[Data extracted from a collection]
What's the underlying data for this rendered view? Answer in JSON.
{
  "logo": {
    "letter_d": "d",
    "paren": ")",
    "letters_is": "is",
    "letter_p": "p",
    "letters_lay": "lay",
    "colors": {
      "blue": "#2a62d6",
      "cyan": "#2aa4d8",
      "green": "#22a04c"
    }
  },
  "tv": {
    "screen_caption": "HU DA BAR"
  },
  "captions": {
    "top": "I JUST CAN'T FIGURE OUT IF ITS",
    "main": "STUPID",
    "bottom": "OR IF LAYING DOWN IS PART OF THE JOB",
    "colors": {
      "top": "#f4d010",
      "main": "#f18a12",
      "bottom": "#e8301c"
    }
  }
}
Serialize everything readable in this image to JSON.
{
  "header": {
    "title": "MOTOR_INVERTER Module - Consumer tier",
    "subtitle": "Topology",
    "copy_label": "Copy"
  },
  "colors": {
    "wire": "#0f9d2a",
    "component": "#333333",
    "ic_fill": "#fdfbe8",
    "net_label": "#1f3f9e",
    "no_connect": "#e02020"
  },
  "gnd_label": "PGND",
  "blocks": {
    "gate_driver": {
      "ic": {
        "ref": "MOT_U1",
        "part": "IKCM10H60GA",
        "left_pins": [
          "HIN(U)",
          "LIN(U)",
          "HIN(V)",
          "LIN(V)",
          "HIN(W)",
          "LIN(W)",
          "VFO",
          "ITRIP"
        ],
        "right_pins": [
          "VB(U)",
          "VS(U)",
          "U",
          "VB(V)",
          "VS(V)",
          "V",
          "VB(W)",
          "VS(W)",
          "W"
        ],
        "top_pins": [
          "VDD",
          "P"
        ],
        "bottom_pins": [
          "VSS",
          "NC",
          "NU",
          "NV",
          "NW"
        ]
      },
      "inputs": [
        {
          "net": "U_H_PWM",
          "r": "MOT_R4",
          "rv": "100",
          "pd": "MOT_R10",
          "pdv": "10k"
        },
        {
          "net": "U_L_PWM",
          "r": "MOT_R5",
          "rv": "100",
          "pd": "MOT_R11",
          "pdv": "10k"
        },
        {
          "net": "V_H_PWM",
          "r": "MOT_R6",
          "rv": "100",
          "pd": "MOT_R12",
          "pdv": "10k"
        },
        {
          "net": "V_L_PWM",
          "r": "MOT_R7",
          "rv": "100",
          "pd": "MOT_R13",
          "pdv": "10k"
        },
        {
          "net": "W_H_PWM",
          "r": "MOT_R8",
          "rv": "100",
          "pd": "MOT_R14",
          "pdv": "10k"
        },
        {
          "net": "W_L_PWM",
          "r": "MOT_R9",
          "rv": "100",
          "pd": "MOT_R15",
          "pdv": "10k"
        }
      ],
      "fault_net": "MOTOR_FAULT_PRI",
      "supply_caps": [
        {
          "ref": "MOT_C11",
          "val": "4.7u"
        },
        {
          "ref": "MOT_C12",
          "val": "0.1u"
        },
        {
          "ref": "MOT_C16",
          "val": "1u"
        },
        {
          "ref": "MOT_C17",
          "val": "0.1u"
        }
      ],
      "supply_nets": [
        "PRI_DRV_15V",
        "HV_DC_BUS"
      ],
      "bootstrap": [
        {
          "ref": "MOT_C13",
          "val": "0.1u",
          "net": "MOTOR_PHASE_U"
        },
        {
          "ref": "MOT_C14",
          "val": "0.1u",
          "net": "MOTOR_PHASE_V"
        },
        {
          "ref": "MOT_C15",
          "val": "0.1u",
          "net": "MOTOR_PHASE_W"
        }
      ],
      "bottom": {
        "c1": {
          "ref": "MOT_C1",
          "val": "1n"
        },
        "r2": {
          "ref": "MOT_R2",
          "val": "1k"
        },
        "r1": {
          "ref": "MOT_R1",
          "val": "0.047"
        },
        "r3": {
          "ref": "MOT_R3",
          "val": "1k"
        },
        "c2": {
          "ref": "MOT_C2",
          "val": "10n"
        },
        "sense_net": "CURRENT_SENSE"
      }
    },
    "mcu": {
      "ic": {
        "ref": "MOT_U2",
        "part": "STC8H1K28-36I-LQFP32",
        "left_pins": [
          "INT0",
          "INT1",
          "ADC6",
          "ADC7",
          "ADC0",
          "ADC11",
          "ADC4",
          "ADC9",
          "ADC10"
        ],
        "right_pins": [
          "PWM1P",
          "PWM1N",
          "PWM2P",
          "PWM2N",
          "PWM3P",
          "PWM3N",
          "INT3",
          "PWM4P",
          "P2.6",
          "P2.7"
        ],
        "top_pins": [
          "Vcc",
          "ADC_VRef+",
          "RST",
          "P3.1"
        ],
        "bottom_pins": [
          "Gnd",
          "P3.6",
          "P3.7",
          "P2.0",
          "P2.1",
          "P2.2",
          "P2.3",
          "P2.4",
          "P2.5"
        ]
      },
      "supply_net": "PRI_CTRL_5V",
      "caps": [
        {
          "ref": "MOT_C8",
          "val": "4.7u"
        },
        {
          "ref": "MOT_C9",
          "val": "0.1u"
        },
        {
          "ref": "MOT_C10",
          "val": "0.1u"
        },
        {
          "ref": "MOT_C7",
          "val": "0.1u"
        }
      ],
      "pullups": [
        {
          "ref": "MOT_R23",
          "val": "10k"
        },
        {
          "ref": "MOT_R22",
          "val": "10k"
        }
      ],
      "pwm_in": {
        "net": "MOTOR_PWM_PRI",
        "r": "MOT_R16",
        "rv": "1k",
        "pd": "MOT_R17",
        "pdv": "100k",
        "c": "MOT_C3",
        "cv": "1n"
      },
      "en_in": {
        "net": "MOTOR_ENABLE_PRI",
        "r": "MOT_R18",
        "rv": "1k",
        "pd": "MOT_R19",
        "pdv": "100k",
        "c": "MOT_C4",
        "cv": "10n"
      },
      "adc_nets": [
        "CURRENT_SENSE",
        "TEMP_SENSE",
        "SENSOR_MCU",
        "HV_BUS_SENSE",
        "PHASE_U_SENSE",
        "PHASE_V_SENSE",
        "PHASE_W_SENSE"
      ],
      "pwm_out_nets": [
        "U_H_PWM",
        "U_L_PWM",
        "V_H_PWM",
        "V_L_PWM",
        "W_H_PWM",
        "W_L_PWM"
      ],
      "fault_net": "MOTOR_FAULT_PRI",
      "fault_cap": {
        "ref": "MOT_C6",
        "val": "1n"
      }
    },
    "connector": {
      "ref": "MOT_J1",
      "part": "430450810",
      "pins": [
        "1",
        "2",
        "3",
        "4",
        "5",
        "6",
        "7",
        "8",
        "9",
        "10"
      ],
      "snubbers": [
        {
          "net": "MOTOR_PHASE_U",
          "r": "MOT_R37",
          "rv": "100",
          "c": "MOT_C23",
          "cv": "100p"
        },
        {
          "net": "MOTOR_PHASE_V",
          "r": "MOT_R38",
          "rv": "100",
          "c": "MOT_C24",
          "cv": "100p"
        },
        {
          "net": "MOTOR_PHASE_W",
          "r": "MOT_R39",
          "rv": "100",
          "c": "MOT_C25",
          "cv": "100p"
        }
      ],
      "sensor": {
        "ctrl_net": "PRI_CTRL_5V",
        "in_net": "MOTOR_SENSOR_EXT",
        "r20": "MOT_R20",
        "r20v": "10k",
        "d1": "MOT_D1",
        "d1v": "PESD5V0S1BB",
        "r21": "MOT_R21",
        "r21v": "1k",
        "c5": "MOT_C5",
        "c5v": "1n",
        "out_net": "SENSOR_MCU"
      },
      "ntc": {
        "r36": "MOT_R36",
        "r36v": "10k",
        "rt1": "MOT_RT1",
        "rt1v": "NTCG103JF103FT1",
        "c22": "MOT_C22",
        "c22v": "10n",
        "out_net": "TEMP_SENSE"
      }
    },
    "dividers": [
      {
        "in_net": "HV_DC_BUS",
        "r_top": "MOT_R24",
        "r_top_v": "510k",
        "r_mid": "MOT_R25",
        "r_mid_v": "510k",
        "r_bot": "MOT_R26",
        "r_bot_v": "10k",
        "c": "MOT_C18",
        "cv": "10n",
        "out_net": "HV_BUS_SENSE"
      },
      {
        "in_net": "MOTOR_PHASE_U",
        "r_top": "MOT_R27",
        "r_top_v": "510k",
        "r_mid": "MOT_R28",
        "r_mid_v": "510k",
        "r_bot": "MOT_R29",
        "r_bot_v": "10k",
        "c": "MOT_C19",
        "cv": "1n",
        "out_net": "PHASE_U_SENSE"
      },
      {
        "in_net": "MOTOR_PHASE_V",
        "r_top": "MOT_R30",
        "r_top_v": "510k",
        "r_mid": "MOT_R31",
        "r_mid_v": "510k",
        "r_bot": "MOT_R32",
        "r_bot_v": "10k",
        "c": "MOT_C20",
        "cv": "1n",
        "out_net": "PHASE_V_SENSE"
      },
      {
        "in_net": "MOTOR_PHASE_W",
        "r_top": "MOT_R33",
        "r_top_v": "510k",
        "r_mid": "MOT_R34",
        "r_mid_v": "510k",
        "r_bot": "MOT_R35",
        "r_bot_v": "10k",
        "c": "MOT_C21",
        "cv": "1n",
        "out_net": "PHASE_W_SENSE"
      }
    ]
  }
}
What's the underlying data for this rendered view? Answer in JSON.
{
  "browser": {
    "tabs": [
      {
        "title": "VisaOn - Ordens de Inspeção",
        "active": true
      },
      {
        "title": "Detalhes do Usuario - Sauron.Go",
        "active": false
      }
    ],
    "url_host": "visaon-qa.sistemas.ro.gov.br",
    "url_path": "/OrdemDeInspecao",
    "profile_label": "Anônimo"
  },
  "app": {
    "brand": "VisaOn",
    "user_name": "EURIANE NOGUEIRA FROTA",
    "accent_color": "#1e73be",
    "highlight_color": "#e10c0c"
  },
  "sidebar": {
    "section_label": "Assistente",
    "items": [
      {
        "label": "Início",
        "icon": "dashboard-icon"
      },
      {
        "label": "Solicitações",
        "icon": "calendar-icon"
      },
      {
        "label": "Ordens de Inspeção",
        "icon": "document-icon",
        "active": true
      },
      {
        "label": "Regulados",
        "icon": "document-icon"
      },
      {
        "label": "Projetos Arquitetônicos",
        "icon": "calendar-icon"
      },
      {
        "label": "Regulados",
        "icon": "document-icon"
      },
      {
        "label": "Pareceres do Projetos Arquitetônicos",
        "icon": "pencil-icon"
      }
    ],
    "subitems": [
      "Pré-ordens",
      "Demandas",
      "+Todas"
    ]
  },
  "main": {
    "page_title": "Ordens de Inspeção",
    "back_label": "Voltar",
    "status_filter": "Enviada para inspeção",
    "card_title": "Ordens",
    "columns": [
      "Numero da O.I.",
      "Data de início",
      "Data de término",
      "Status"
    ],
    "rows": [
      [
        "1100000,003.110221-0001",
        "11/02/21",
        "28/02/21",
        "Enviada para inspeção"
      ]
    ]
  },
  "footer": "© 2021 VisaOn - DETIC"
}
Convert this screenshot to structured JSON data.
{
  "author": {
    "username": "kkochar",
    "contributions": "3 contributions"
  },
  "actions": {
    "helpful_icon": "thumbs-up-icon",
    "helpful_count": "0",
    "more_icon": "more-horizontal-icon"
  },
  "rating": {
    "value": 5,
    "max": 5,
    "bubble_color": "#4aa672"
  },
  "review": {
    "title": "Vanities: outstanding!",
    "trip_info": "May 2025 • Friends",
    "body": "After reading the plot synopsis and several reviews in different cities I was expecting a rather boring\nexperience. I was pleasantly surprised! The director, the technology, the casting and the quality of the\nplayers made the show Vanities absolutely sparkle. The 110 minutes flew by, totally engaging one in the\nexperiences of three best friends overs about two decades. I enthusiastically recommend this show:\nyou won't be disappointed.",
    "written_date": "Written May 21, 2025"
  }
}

**Exercise brief**
Filter the records down to the lines that contain the string "icon", and copy those lines.

**Expected answer**
        "icon": "dashboard-icon"
        "icon": "calendar-icon"
        "icon": "document-icon",
        "icon": "document-icon"
        "icon": "calendar-icon"
        "icon": "document-icon"
        "icon": "pencil-icon"
    "helpful_icon": "thumbs-up-icon",
    "more_icon": "more-horizontal-icon"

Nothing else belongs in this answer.